YOUR TASK: Reproduce the records below in full and word for word, excluding pictures.

SUPPLIED INFORMATION:

--------------------------------------------------

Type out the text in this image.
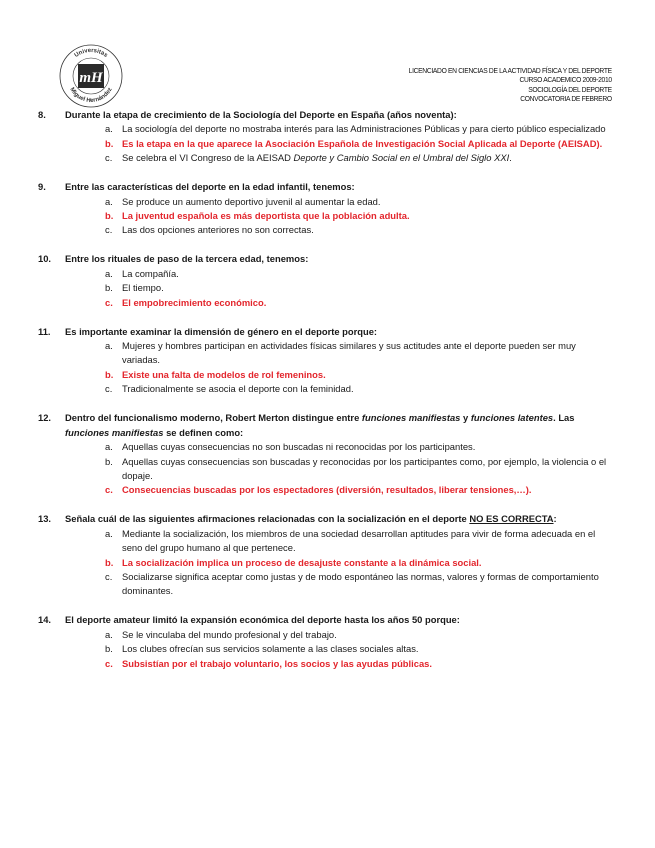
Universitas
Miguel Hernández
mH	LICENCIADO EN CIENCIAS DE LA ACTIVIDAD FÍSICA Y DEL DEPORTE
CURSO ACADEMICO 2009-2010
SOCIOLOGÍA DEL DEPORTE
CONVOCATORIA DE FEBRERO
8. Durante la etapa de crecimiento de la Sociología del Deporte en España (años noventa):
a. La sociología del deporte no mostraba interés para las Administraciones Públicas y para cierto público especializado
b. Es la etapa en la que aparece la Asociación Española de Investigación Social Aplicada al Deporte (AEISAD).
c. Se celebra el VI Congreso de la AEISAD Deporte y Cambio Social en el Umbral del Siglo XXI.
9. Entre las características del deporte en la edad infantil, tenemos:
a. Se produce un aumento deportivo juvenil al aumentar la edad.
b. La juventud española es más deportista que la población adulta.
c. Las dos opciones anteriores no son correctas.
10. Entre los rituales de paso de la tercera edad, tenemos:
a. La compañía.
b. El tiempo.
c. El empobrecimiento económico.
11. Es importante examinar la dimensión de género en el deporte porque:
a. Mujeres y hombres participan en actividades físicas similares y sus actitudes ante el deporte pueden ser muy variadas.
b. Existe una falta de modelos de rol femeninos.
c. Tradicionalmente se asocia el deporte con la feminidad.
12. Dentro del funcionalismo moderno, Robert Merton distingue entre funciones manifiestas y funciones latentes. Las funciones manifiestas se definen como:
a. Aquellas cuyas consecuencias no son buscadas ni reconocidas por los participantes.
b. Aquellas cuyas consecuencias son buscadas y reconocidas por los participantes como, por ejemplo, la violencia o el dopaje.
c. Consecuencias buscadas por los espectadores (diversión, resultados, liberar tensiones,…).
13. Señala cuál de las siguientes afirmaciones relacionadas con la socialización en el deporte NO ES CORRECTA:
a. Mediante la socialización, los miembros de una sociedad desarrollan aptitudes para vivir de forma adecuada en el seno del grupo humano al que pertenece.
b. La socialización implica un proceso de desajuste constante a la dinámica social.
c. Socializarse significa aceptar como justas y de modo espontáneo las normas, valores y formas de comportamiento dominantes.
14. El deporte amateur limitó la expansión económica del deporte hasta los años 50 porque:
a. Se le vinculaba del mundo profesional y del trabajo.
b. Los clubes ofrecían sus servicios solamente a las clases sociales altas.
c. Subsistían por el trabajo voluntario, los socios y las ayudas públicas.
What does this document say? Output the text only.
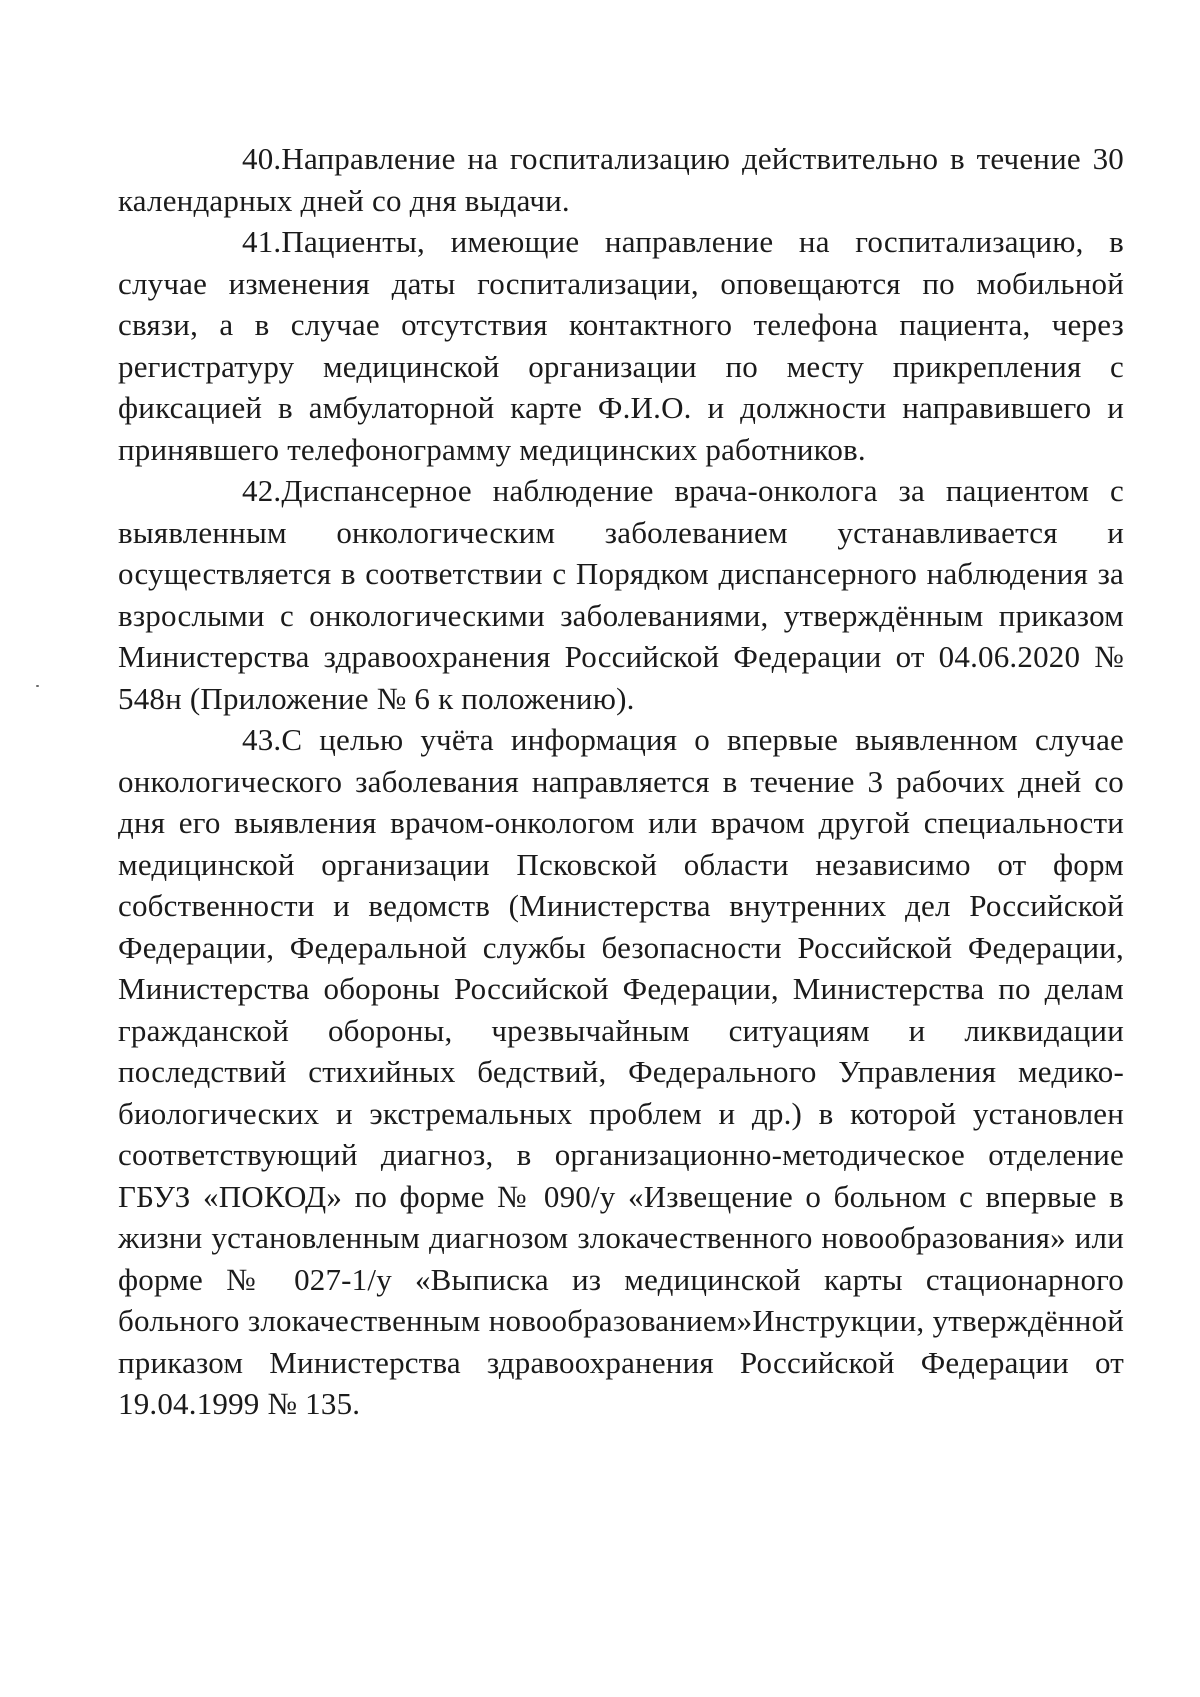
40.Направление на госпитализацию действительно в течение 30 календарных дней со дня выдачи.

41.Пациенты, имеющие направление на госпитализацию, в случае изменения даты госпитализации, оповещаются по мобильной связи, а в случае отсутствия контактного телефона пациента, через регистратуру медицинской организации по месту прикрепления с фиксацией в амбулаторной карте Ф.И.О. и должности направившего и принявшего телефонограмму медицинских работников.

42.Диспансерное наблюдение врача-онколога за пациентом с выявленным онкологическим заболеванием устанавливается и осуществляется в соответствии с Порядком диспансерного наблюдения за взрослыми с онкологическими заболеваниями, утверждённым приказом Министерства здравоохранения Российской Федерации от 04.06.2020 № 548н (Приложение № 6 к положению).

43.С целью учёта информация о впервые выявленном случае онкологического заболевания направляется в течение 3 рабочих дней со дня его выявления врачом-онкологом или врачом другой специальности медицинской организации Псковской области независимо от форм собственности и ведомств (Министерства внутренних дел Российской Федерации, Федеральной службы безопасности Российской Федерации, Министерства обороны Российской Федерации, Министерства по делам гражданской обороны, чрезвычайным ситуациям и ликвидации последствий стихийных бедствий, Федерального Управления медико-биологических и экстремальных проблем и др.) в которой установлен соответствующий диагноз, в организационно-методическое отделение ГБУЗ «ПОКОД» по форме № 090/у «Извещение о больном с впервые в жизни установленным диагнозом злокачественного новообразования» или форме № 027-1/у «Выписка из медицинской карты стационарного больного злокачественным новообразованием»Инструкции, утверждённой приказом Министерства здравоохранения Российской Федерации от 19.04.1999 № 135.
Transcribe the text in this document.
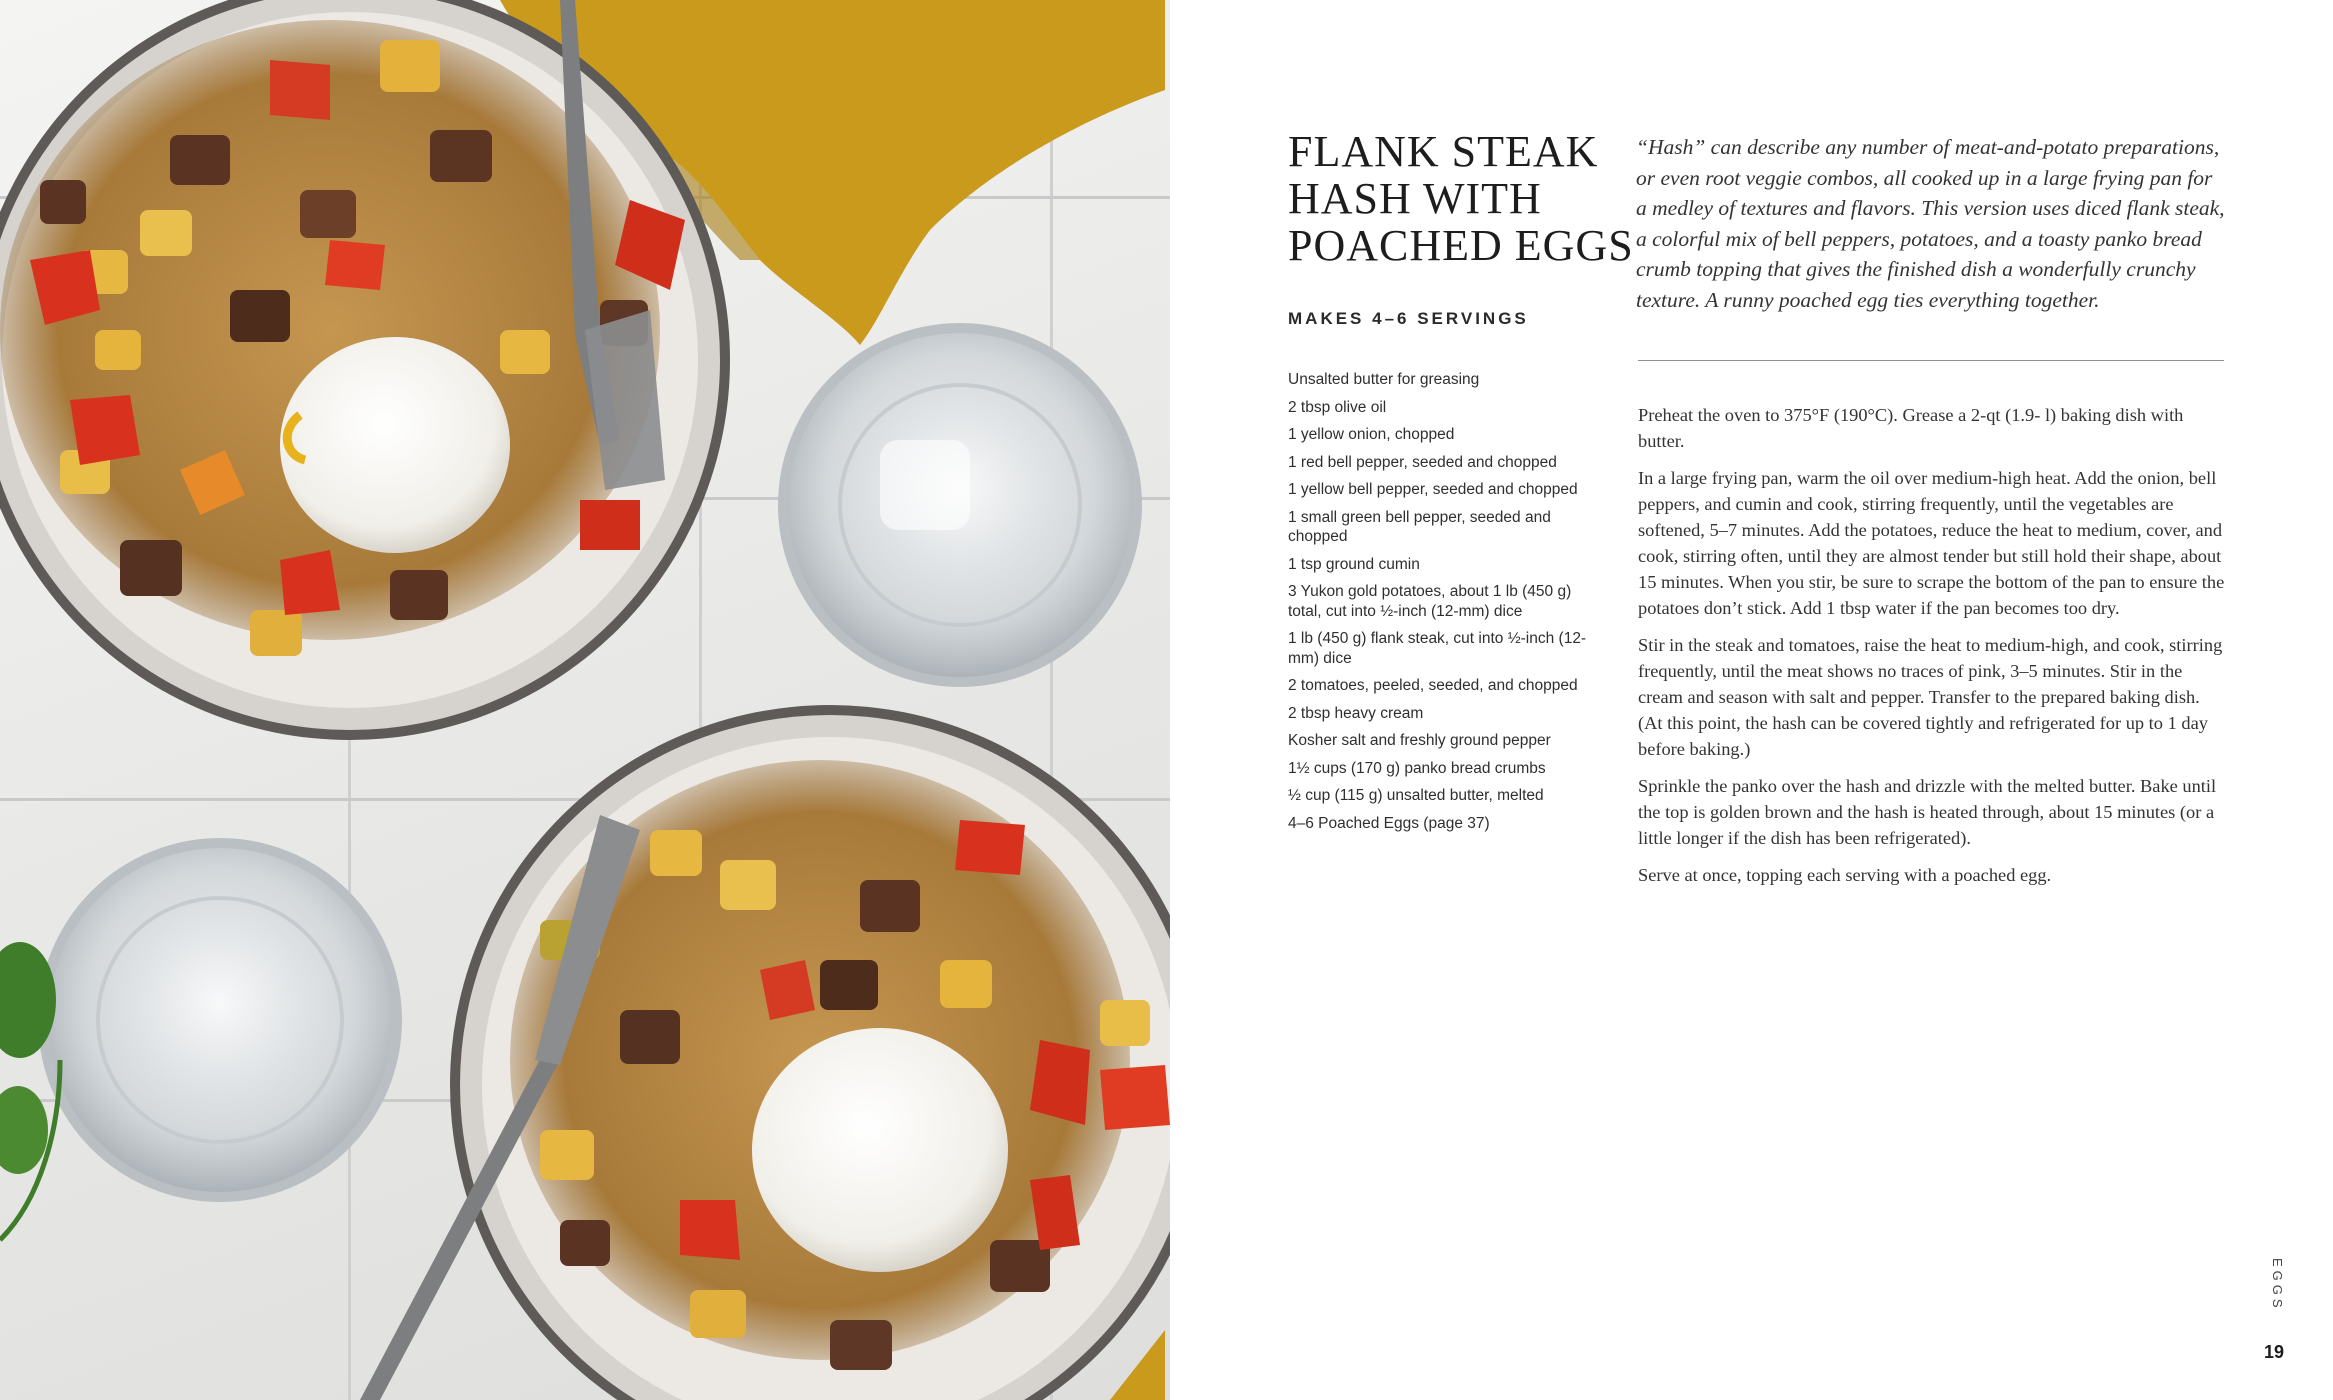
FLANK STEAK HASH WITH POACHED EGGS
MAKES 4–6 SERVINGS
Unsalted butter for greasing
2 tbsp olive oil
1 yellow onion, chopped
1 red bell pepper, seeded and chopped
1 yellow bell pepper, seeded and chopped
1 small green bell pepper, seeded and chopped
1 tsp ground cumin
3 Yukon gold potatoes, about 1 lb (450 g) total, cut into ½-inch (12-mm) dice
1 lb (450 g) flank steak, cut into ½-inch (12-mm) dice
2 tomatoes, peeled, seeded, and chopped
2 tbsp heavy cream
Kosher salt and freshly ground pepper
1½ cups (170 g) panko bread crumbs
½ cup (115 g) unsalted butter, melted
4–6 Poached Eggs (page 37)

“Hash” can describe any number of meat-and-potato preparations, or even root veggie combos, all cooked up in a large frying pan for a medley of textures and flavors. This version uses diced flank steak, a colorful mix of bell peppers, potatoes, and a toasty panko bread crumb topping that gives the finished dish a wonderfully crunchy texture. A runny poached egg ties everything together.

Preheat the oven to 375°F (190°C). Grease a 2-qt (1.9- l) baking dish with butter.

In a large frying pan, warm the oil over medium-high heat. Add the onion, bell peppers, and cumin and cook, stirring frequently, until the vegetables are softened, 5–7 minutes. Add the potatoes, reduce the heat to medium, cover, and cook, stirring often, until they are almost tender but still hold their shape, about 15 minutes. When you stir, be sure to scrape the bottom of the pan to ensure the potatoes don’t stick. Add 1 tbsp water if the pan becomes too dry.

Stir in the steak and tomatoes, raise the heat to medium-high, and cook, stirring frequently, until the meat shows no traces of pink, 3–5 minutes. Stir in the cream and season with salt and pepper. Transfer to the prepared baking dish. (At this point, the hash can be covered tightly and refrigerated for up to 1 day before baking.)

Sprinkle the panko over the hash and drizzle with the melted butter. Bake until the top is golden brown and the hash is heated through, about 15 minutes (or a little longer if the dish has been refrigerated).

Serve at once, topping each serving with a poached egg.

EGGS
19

--------------------------------------------------

ANSWER TO THE EXERCISE:
Type out the text in this image.
Universitas
Miguel Hernández
mH	LICENCIADO EN CIENCIAS DE LA ACTIVIDAD FÍSICA Y DEL DEPORTE
CURSO ACADEMICO 2009-2010
SOCIOLOGÍA DEL DEPORTE
CONVOCATORIA DE FEBRERO
8. Durante la etapa de crecimiento de la Sociología del Deporte en España (años noventa):
a. La sociología del deporte no mostraba interés para las Administraciones Públicas y para cierto público especializado
b. Es la etapa en la que aparece la Asociación Española de Investigación Social Aplicada al Deporte (AEISAD).
c. Se celebra el VI Congreso de la AEISAD Deporte y Cambio Social en el Umbral del Siglo XXI.
9. Entre las características del deporte en la edad infantil, tenemos:
a. Se produce un aumento deportivo juvenil al aumentar la edad.
b. La juventud española es más deportista que la población adulta.
c. Las dos opciones anteriores no son correctas.
10. Entre los rituales de paso de la tercera edad, tenemos:
a. La compañía.
b. El tiempo.
c. El empobrecimiento económico.
11. Es importante examinar la dimensión de género en el deporte porque:
a. Mujeres y hombres participan en actividades físicas similares y sus actitudes ante el deporte pueden ser muy variadas.
b. Existe una falta de modelos de rol femeninos.
c. Tradicionalmente se asocia el deporte con la feminidad.
12. Dentro del funcionalismo moderno, Robert Merton distingue entre funciones manifiestas y funciones latentes. Las funciones manifiestas se definen como:
a. Aquellas cuyas consecuencias no son buscadas ni reconocidas por los participantes.
b. Aquellas cuyas consecuencias son buscadas y reconocidas por los participantes como, por ejemplo, la violencia o el dopaje.
c. Consecuencias buscadas por los espectadores (diversión, resultados, liberar tensiones,…).
13. Señala cuál de las siguientes afirmaciones relacionadas con la socialización en el deporte NO ES CORRECTA:
a. Mediante la socialización, los miembros de una sociedad desarrollan aptitudes para vivir de forma adecuada en el seno del grupo humano al que pertenece.
b. La socialización implica un proceso de desajuste constante a la dinámica social.
c. Socializarse significa aceptar como justas y de modo espontáneo las normas, valores y formas de comportamiento dominantes.
14. El deporte amateur limitó la expansión económica del deporte hasta los años 50 porque:
a. Se le vinculaba del mundo profesional y del trabajo.
b. Los clubes ofrecían sus servicios solamente a las clases sociales altas.
c. Subsistían por el trabajo voluntario, los socios y las ayudas públicas.
What does this document say? Output the text only.
40.Направление на госпитализацию действительно в течение 30 календарных дней со дня выдачи.

41.Пациенты, имеющие направление на госпитализацию, в случае изменения даты госпитализации, оповещаются по мобильной связи, а в случае отсутствия контактного телефона пациента, через регистратуру медицинской организации по месту прикрепления с фиксацией в амбулаторной карте Ф.И.О. и должности направившего и принявшего телефонограмму медицинских работников.

42.Диспансерное наблюдение врача-онколога за пациентом с выявленным онкологическим заболеванием устанавливается и осуществляется в соответствии с Порядком диспансерного наблюдения за взрослыми с онкологическими заболеваниями, утверждённым приказом Министерства здравоохранения Российской Федерации от 04.06.2020 № 548н (Приложение № 6 к положению).

43.С целью учёта информация о впервые выявленном случае онкологического заболевания направляется в течение 3 рабочих дней со дня его выявления врачом-онкологом или врачом другой специальности медицинской организации Псковской области независимо от форм собственности и ведомств (Министерства внутренних дел Российской Федерации, Федеральной службы безопасности Российской Федерации, Министерства обороны Российской Федерации, Министерства по делам гражданской обороны, чрезвычайным ситуациям и ликвидации последствий стихийных бедствий, Федерального Управления медико-биологических и экстремальных проблем и др.) в которой установлен соответствующий диагноз, в организационно-методическое отделение ГБУЗ «ПОКОД» по форме № 090/у «Извещение о больном с впервые в жизни установленным диагнозом злокачественного новообразования» или форме № 027-1/у «Выписка из медицинской карты стационарного больного злокачественным новообразованием»Инструкции, утверждённой приказом Министерства здравоохранения Российской Федерации от 19.04.1999 № 135.
Transcribe the text in this document.
FLANK STEAK HASH WITH POACHED EGGS
MAKES 4–6 SERVINGS
Unsalted butter for greasing
2 tbsp olive oil
1 yellow onion, chopped
1 red bell pepper, seeded and chopped
1 yellow bell pepper, seeded and chopped
1 small green bell pepper, seeded and chopped
1 tsp ground cumin
3 Yukon gold potatoes, about 1 lb (450 g) total, cut into ½-inch (12-mm) dice
1 lb (450 g) flank steak, cut into ½-inch (12-mm) dice
2 tomatoes, peeled, seeded, and chopped
2 tbsp heavy cream
Kosher salt and freshly ground pepper
1½ cups (170 g) panko bread crumbs
½ cup (115 g) unsalted butter, melted
4–6 Poached Eggs (page 37)

“Hash” can describe any number of meat-and-potato preparations, or even root veggie combos, all cooked up in a large frying pan for a medley of textures and flavors. This version uses diced flank steak, a colorful mix of bell peppers, potatoes, and a toasty panko bread crumb topping that gives the finished dish a wonderfully crunchy texture. A runny poached egg ties everything together.

Preheat the oven to 375°F (190°C). Grease a 2-qt (1.9- l) baking dish with butter.

In a large frying pan, warm the oil over medium-high heat. Add the onion, bell peppers, and cumin and cook, stirring frequently, until the vegetables are softened, 5–7 minutes. Add the potatoes, reduce the heat to medium, cover, and cook, stirring often, until they are almost tender but still hold their shape, about 15 minutes. When you stir, be sure to scrape the bottom of the pan to ensure the potatoes don’t stick. Add 1 tbsp water if the pan becomes too dry.

Stir in the steak and tomatoes, raise the heat to medium-high, and cook, stirring frequently, until the meat shows no traces of pink, 3–5 minutes. Stir in the cream and season with salt and pepper. Transfer to the prepared baking dish. (At this point, the hash can be covered tightly and refrigerated for up to 1 day before baking.)

Sprinkle the panko over the hash and drizzle with the melted butter. Bake until the top is golden brown and the hash is heated through, about 15 minutes (or a little longer if the dish has been refrigerated).

Serve at once, topping each serving with a poached egg.

EGGS
19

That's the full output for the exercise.